◆ **Available data**
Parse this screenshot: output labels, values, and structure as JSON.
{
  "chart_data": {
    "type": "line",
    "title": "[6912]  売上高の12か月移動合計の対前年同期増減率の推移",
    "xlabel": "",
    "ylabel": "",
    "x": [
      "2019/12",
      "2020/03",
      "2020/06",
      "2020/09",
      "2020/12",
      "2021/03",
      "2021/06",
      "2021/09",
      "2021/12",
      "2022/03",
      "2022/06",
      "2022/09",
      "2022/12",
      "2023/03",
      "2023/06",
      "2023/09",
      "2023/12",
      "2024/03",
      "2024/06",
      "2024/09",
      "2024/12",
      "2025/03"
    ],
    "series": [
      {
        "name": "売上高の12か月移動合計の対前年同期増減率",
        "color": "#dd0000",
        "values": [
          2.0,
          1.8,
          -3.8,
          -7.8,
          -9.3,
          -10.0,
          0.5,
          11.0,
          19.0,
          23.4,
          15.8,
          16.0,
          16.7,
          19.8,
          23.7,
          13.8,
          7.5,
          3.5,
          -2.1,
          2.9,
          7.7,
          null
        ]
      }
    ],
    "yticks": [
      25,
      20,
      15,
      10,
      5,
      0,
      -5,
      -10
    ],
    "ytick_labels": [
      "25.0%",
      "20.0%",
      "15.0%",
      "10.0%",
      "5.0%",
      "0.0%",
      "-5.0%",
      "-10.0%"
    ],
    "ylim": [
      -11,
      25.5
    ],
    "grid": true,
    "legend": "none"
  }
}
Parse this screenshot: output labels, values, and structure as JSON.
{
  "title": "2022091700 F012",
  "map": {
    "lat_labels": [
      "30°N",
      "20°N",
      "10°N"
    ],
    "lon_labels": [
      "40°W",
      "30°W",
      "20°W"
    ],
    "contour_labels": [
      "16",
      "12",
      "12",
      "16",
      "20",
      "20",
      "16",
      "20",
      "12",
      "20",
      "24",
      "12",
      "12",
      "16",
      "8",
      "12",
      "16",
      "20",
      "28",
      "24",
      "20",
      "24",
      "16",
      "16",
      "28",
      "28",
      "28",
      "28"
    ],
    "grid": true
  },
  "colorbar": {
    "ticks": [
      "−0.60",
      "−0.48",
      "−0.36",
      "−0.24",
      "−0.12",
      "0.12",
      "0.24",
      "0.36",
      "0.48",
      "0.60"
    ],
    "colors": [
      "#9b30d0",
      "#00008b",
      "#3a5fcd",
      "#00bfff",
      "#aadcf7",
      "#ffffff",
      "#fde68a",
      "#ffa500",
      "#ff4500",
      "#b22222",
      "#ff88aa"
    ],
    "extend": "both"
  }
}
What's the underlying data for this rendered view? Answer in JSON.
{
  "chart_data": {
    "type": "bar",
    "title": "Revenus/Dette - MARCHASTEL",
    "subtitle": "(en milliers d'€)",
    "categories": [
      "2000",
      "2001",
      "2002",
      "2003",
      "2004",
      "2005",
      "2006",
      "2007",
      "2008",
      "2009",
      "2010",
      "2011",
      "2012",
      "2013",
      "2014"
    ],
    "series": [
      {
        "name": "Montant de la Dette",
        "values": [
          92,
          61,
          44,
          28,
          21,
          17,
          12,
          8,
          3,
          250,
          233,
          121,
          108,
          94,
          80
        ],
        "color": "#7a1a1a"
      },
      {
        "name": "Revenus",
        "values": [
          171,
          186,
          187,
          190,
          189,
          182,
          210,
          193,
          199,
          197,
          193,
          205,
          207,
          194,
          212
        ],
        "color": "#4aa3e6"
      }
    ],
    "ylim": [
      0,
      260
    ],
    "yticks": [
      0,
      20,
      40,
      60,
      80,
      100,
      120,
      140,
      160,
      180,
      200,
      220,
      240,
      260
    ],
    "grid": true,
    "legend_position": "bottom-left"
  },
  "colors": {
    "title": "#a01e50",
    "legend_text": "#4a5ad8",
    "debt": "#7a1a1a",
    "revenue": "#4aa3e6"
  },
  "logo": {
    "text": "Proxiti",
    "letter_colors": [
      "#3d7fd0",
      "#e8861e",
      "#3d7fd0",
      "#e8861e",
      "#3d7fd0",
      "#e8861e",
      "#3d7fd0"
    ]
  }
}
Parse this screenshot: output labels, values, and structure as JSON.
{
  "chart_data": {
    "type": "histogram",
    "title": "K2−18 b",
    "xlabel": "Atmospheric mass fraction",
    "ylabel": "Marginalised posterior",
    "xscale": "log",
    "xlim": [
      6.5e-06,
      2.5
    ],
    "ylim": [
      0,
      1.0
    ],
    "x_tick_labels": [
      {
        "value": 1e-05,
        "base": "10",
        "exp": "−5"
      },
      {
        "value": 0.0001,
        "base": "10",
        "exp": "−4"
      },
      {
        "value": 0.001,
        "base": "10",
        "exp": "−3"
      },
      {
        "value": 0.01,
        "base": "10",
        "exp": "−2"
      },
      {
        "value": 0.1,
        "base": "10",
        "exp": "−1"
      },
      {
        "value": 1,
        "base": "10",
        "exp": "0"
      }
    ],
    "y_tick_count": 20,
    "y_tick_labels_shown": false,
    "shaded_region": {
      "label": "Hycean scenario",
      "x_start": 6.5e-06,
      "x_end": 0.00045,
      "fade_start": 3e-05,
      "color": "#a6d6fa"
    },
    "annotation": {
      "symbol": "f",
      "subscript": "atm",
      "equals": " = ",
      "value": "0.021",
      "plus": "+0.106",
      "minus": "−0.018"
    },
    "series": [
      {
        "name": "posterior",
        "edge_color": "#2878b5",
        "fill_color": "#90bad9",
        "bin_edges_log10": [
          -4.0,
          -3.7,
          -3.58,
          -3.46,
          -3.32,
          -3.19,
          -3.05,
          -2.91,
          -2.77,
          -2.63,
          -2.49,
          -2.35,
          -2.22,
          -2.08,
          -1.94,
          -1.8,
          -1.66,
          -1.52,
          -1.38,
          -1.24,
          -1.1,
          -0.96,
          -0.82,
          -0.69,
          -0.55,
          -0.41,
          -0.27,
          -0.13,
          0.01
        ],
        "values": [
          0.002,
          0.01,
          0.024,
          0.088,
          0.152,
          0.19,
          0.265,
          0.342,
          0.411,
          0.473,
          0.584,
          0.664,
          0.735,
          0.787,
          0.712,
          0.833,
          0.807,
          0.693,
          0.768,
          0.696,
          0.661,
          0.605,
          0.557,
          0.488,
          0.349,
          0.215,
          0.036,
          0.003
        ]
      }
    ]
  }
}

◆ **Aim**
Copy out the whole listing exactly; please set it all down.

◆ **Response to this task**
Parse this screenshot: output labels, values, and structure as JSON.
{
  "chart_data": {
    "type": "line",
    "title": "[6912]  売上高の12か月移動合計の対前年同期増減率の推移",
    "xlabel": "",
    "ylabel": "",
    "x": [
      "2019/12",
      "2020/03",
      "2020/06",
      "2020/09",
      "2020/12",
      "2021/03",
      "2021/06",
      "2021/09",
      "2021/12",
      "2022/03",
      "2022/06",
      "2022/09",
      "2022/12",
      "2023/03",
      "2023/06",
      "2023/09",
      "2023/12",
      "2024/03",
      "2024/06",
      "2024/09",
      "2024/12",
      "2025/03"
    ],
    "series": [
      {
        "name": "売上高の12か月移動合計の対前年同期増減率",
        "color": "#dd0000",
        "values": [
          2.0,
          1.8,
          -3.8,
          -7.8,
          -9.3,
          -10.0,
          0.5,
          11.0,
          19.0,
          23.4,
          15.8,
          16.0,
          16.7,
          19.8,
          23.7,
          13.8,
          7.5,
          3.5,
          -2.1,
          2.9,
          7.7,
          null
        ]
      }
    ],
    "yticks": [
      25,
      20,
      15,
      10,
      5,
      0,
      -5,
      -10
    ],
    "ytick_labels": [
      "25.0%",
      "20.0%",
      "15.0%",
      "10.0%",
      "5.0%",
      "0.0%",
      "-5.0%",
      "-10.0%"
    ],
    "ylim": [
      -11,
      25.5
    ],
    "grid": true,
    "legend": "none"
  }
}
Parse this screenshot: output labels, values, and structure as JSON.
{
  "title": "2022091700 F012",
  "map": {
    "lat_labels": [
      "30°N",
      "20°N",
      "10°N"
    ],
    "lon_labels": [
      "40°W",
      "30°W",
      "20°W"
    ],
    "contour_labels": [
      "16",
      "12",
      "12",
      "16",
      "20",
      "20",
      "16",
      "20",
      "12",
      "20",
      "24",
      "12",
      "12",
      "16",
      "8",
      "12",
      "16",
      "20",
      "28",
      "24",
      "20",
      "24",
      "16",
      "16",
      "28",
      "28",
      "28",
      "28"
    ],
    "grid": true
  },
  "colorbar": {
    "ticks": [
      "−0.60",
      "−0.48",
      "−0.36",
      "−0.24",
      "−0.12",
      "0.12",
      "0.24",
      "0.36",
      "0.48",
      "0.60"
    ],
    "colors": [
      "#9b30d0",
      "#00008b",
      "#3a5fcd",
      "#00bfff",
      "#aadcf7",
      "#ffffff",
      "#fde68a",
      "#ffa500",
      "#ff4500",
      "#b22222",
      "#ff88aa"
    ],
    "extend": "both"
  }
}
What's the underlying data for this rendered view? Answer in JSON.
{
  "chart_data": {
    "type": "bar",
    "title": "Revenus/Dette - MARCHASTEL",
    "subtitle": "(en milliers d'€)",
    "categories": [
      "2000",
      "2001",
      "2002",
      "2003",
      "2004",
      "2005",
      "2006",
      "2007",
      "2008",
      "2009",
      "2010",
      "2011",
      "2012",
      "2013",
      "2014"
    ],
    "series": [
      {
        "name": "Montant de la Dette",
        "values": [
          92,
          61,
          44,
          28,
          21,
          17,
          12,
          8,
          3,
          250,
          233,
          121,
          108,
          94,
          80
        ],
        "color": "#7a1a1a"
      },
      {
        "name": "Revenus",
        "values": [
          171,
          186,
          187,
          190,
          189,
          182,
          210,
          193,
          199,
          197,
          193,
          205,
          207,
          194,
          212
        ],
        "color": "#4aa3e6"
      }
    ],
    "ylim": [
      0,
      260
    ],
    "yticks": [
      0,
      20,
      40,
      60,
      80,
      100,
      120,
      140,
      160,
      180,
      200,
      220,
      240,
      260
    ],
    "grid": true,
    "legend_position": "bottom-left"
  },
  "colors": {
    "title": "#a01e50",
    "legend_text": "#4a5ad8",
    "debt": "#7a1a1a",
    "revenue": "#4aa3e6"
  },
  "logo": {
    "text": "Proxiti",
    "letter_colors": [
      "#3d7fd0",
      "#e8861e",
      "#3d7fd0",
      "#e8861e",
      "#3d7fd0",
      "#e8861e",
      "#3d7fd0"
    ]
  }
}
Parse this screenshot: output labels, values, and structure as JSON.
{
  "chart_data": {
    "type": "histogram",
    "title": "K2−18 b",
    "xlabel": "Atmospheric mass fraction",
    "ylabel": "Marginalised posterior",
    "xscale": "log",
    "xlim": [
      6.5e-06,
      2.5
    ],
    "ylim": [
      0,
      1.0
    ],
    "x_tick_labels": [
      {
        "value": 1e-05,
        "base": "10",
        "exp": "−5"
      },
      {
        "value": 0.0001,
        "base": "10",
        "exp": "−4"
      },
      {
        "value": 0.001,
        "base": "10",
        "exp": "−3"
      },
      {
        "value": 0.01,
        "base": "10",
        "exp": "−2"
      },
      {
        "value": 0.1,
        "base": "10",
        "exp": "−1"
      },
      {
        "value": 1,
        "base": "10",
        "exp": "0"
      }
    ],
    "y_tick_count": 20,
    "y_tick_labels_shown": false,
    "shaded_region": {
      "label": "Hycean scenario",
      "x_start": 6.5e-06,
      "x_end": 0.00045,
      "fade_start": 3e-05,
      "color": "#a6d6fa"
    },
    "annotation": {
      "symbol": "f",
      "subscript": "atm",
      "equals": " = ",
      "value": "0.021",
      "plus": "+0.106",
      "minus": "−0.018"
    },
    "series": [
      {
        "name": "posterior",
        "edge_color": "#2878b5",
        "fill_color": "#90bad9",
        "bin_edges_log10": [
          -4.0,
          -3.7,
          -3.58,
          -3.46,
          -3.32,
          -3.19,
          -3.05,
          -2.91,
          -2.77,
          -2.63,
          -2.49,
          -2.35,
          -2.22,
          -2.08,
          -1.94,
          -1.8,
          -1.66,
          -1.52,
          -1.38,
          -1.24,
          -1.1,
          -0.96,
          -0.82,
          -0.69,
          -0.55,
          -0.41,
          -0.27,
          -0.13,
          0.01
        ],
        "values": [
          0.002,
          0.01,
          0.024,
          0.088,
          0.152,
          0.19,
          0.265,
          0.342,
          0.411,
          0.473,
          0.584,
          0.664,
          0.735,
          0.787,
          0.712,
          0.833,
          0.807,
          0.693,
          0.768,
          0.696,
          0.661,
          0.605,
          0.557,
          0.488,
          0.349,
          0.215,
          0.036,
          0.003
        ]
      }
    ]
  }
}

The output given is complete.